--- begin Dataset extract ---
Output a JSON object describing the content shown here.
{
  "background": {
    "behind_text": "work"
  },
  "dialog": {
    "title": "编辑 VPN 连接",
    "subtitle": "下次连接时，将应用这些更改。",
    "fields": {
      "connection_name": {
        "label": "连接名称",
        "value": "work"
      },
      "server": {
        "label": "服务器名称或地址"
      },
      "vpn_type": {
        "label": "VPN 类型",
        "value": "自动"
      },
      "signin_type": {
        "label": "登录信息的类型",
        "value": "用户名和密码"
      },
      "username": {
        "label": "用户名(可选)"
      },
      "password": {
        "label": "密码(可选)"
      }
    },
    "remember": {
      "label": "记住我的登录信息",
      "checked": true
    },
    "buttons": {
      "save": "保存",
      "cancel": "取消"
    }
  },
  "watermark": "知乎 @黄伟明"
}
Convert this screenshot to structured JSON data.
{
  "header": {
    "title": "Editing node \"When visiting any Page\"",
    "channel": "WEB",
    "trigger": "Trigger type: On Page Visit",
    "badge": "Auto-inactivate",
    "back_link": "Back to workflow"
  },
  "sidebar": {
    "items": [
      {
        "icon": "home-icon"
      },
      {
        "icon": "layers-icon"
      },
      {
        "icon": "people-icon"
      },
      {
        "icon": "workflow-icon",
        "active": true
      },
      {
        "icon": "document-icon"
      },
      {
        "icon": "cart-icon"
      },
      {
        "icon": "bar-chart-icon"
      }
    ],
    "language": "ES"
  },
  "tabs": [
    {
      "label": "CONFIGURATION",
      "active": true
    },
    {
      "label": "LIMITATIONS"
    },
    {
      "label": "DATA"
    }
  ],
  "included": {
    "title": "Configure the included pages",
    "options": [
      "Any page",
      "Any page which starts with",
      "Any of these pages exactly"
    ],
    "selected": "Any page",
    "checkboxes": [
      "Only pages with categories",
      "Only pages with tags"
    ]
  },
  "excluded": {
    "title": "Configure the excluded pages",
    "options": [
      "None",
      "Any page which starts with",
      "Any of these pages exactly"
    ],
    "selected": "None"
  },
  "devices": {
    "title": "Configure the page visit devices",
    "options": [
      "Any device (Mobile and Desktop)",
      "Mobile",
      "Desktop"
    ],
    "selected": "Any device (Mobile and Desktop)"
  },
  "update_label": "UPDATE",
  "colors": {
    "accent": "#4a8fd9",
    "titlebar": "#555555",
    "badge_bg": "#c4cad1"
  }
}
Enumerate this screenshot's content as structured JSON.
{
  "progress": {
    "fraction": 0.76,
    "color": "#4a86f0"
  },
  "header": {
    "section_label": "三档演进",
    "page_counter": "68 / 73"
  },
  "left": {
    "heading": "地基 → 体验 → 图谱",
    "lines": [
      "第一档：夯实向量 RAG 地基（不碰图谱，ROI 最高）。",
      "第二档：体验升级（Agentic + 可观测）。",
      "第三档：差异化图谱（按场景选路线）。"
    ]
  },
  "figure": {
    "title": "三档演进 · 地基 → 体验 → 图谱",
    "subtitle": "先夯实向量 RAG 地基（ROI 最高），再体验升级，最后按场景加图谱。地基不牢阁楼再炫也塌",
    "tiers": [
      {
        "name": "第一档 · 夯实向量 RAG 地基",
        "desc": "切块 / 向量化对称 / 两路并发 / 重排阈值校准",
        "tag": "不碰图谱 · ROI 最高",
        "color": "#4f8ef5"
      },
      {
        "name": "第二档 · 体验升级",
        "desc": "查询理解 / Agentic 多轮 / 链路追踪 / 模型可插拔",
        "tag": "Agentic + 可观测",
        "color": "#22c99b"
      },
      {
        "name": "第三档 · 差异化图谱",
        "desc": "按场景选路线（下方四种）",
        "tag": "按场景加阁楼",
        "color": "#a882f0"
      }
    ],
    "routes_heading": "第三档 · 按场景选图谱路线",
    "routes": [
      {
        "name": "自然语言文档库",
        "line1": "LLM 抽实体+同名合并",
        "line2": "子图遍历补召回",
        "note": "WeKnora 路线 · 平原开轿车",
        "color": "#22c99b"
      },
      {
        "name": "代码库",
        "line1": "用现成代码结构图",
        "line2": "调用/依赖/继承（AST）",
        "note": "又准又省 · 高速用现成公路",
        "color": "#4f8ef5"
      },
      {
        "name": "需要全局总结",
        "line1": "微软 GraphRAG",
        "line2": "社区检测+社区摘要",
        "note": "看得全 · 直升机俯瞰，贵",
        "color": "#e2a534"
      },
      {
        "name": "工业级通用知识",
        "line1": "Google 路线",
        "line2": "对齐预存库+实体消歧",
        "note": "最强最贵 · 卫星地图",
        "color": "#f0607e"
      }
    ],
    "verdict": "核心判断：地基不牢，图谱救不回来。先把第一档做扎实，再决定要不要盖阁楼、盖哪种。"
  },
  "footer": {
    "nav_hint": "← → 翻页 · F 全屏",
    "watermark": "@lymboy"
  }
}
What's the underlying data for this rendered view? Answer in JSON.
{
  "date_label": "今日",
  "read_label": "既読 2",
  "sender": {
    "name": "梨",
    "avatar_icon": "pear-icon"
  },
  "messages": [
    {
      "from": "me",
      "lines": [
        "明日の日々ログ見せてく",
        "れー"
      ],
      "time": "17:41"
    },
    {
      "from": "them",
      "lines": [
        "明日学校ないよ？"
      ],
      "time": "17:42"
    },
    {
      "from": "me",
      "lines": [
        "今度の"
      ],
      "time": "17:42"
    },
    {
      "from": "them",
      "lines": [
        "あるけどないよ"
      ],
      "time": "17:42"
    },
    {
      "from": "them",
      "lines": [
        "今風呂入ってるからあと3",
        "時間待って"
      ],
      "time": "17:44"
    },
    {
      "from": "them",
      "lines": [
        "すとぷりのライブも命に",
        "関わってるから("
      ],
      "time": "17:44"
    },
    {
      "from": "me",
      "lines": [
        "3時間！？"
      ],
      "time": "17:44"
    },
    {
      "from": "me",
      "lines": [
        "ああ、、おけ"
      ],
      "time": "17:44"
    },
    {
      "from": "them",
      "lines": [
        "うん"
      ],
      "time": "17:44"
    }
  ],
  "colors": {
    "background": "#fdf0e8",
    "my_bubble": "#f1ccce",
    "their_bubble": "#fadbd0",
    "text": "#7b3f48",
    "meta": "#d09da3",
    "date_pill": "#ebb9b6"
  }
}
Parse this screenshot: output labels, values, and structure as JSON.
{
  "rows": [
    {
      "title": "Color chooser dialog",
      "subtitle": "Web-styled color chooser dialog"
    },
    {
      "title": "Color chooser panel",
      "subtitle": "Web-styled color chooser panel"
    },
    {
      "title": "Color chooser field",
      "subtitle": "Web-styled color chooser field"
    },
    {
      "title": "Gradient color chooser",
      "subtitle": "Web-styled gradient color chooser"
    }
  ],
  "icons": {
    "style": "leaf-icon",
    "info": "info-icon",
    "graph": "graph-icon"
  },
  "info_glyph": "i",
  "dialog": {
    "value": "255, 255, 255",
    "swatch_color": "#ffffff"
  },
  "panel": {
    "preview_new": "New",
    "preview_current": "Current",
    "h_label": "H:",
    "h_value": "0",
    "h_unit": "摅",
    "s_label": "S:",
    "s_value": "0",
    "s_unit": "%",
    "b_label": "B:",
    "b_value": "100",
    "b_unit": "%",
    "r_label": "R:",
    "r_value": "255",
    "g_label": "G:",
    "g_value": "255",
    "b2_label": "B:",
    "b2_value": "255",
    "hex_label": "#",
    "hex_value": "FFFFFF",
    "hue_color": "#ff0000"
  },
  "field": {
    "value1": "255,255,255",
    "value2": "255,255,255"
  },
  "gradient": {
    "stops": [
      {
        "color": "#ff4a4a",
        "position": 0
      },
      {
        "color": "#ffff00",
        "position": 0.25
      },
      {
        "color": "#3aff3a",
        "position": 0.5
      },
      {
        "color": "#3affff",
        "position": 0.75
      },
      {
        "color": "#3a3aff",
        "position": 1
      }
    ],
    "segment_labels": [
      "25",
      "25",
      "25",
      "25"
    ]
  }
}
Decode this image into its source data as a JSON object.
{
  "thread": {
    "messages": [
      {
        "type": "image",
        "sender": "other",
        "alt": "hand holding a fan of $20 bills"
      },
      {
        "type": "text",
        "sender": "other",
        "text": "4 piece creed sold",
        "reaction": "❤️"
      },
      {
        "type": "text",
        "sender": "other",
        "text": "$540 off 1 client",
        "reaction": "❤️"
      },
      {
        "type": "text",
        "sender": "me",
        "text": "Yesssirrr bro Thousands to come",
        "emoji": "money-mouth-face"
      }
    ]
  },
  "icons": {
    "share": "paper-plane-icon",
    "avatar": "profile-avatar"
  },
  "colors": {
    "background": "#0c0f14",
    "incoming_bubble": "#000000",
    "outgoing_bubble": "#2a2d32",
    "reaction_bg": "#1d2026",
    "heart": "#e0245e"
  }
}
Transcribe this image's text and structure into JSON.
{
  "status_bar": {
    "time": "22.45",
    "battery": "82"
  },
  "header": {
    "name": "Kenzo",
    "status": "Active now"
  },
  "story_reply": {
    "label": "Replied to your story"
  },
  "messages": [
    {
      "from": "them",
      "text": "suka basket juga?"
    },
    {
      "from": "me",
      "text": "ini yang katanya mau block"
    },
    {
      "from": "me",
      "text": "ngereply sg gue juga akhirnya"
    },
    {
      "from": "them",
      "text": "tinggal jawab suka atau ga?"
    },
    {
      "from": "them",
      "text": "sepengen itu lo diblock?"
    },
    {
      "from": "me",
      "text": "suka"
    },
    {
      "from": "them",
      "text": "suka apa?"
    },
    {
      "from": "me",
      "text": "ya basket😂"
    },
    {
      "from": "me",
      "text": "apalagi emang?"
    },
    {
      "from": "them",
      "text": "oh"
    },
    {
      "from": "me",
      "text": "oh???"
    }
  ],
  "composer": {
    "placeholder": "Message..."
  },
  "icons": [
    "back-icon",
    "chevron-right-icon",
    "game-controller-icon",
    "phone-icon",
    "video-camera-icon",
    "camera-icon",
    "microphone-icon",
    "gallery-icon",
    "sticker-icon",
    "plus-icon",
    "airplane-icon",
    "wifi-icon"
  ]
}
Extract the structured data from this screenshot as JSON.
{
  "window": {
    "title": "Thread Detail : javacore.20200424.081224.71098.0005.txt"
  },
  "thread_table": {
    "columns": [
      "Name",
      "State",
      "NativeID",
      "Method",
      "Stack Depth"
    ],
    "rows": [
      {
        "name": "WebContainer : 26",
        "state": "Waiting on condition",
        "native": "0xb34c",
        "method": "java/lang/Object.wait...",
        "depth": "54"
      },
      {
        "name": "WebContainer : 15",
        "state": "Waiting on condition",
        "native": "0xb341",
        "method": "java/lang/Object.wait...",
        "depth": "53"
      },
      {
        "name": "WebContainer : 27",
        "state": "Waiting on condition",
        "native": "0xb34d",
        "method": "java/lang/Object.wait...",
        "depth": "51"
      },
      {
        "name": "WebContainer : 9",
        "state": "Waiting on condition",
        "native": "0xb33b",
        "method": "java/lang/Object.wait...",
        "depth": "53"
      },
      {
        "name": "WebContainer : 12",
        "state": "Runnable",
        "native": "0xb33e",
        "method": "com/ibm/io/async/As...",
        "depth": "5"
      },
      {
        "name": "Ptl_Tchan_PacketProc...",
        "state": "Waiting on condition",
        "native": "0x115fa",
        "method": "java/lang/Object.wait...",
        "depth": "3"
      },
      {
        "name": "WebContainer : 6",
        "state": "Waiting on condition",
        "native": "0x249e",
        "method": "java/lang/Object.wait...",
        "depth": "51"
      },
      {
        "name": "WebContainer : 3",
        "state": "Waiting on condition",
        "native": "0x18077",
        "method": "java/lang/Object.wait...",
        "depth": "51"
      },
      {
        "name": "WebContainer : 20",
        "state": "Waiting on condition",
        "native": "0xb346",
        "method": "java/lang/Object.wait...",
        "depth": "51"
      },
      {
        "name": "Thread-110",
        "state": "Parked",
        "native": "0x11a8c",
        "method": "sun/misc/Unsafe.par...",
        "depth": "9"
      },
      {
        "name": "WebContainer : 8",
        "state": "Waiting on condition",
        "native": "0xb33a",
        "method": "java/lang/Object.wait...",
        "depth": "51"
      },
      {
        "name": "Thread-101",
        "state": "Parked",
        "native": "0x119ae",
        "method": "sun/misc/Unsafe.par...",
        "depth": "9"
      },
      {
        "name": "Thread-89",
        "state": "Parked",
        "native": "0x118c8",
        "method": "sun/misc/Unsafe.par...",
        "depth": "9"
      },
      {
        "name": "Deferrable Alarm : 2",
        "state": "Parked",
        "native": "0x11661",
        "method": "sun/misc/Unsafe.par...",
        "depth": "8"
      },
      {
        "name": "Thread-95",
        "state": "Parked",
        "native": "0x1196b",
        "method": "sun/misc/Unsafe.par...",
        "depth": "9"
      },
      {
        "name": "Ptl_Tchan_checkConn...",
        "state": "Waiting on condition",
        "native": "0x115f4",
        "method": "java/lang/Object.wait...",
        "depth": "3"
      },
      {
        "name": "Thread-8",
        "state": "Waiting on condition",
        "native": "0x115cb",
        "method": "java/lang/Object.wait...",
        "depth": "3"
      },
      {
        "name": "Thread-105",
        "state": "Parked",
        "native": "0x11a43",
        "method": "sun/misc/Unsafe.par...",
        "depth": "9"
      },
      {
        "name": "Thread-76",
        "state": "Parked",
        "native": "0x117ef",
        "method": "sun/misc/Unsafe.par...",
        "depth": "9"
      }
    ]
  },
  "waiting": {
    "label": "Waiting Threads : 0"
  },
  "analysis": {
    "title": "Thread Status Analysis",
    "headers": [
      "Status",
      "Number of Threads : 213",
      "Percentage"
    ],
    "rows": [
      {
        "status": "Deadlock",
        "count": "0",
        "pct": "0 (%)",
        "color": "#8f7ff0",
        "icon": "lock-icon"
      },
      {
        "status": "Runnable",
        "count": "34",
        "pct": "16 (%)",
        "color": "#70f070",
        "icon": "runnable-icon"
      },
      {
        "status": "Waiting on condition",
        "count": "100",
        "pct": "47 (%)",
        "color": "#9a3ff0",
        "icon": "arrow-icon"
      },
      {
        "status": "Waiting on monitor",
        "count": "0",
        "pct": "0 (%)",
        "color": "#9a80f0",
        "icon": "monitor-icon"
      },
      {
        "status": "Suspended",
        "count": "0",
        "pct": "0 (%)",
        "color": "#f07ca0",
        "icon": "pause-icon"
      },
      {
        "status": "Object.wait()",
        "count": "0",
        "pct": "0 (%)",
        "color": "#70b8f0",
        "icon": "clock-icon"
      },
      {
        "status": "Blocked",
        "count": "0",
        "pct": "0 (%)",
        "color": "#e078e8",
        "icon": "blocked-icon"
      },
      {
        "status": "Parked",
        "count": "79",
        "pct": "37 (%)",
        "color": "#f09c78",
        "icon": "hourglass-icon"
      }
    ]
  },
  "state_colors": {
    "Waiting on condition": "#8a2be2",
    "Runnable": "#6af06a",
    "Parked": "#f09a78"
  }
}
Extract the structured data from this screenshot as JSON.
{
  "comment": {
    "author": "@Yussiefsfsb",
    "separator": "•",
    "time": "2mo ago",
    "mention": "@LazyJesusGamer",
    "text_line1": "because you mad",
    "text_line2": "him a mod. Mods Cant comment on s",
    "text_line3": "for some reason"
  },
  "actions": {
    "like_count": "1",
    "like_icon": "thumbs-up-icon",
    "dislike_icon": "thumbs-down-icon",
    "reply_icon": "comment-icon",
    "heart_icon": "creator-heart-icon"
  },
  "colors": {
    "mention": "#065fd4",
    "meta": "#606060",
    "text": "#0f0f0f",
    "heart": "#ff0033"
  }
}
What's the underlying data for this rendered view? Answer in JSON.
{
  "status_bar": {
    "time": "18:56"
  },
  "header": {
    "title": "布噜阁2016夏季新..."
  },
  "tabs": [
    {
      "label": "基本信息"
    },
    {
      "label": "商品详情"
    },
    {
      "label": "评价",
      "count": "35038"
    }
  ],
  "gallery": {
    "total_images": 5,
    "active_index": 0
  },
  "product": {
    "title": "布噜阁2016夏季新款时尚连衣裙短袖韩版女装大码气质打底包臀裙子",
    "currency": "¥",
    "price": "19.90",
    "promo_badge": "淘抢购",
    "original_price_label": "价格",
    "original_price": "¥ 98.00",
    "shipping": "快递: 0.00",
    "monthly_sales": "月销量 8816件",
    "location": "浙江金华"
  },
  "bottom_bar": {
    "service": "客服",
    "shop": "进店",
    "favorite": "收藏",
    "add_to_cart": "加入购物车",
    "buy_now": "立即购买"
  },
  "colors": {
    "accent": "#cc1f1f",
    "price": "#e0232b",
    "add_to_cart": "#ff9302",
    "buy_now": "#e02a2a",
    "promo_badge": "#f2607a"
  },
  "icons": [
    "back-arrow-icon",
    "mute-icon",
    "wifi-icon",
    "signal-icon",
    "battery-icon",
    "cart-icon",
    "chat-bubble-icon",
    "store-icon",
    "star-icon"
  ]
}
--- end Dataset extract ---
Short problem :: Examine the data above and state how many of its lines contain the word "note", with no further remarks.

Completed exercise :: 4